- EXERCISE PROMPT -
Take from the listing each line that has the string "Romance".

- DATA FOR THIS EXERCISE -
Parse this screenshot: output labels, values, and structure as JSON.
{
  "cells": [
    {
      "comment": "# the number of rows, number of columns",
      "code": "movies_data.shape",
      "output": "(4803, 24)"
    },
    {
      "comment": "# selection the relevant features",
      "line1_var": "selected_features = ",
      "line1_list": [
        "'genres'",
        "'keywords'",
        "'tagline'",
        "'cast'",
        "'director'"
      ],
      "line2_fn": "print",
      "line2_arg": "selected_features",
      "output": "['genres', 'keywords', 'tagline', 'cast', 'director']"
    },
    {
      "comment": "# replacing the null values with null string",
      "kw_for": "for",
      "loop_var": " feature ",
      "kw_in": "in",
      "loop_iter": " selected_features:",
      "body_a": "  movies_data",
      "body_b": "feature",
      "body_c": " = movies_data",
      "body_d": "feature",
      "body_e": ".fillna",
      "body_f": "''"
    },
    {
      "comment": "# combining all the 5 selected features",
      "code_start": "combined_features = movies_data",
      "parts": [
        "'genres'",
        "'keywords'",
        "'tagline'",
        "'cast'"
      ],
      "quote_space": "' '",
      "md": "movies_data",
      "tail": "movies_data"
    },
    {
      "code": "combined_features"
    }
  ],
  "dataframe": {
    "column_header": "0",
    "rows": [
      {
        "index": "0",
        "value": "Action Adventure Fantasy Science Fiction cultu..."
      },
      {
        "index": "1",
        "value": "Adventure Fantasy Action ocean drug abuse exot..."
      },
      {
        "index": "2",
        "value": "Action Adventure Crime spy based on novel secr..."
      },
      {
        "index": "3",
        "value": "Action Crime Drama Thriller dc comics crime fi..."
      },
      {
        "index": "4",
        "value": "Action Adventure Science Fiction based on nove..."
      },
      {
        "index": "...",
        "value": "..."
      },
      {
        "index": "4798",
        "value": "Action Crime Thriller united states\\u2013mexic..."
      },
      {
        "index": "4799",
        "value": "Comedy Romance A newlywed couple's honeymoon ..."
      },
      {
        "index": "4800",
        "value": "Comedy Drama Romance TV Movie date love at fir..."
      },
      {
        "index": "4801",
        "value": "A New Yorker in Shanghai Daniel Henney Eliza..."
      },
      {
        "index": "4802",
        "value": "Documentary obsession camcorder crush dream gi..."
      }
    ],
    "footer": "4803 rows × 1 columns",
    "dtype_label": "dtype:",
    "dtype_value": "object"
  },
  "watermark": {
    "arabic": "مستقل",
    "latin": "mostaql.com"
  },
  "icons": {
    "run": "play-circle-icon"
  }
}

- FULL OUTPUT -
        "value": "Comedy Romance A newlywed couple's honeymoon ..."
        "value": "Comedy Drama Romance TV Movie date love at fir..."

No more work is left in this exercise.